_Task to complete:_ Using the data below, tally the lines that include the string "Артюхов". Only the number is wanted.

Recorded data

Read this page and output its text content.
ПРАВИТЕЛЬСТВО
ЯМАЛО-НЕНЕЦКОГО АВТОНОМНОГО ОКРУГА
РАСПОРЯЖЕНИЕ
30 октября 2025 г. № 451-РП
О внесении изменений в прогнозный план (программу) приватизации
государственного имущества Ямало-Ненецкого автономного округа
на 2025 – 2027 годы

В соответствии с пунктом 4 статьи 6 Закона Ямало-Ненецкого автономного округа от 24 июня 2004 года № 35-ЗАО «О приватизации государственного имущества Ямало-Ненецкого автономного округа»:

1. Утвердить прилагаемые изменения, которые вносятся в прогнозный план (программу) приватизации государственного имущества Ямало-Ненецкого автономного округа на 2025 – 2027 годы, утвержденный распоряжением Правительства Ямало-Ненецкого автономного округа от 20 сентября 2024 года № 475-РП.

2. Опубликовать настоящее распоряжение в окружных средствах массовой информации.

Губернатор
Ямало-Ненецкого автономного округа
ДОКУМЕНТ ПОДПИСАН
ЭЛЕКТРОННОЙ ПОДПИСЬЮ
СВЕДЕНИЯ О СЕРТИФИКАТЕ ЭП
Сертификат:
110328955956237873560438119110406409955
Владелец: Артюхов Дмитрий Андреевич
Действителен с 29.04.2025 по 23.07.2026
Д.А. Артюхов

_Solved exercise:_ 2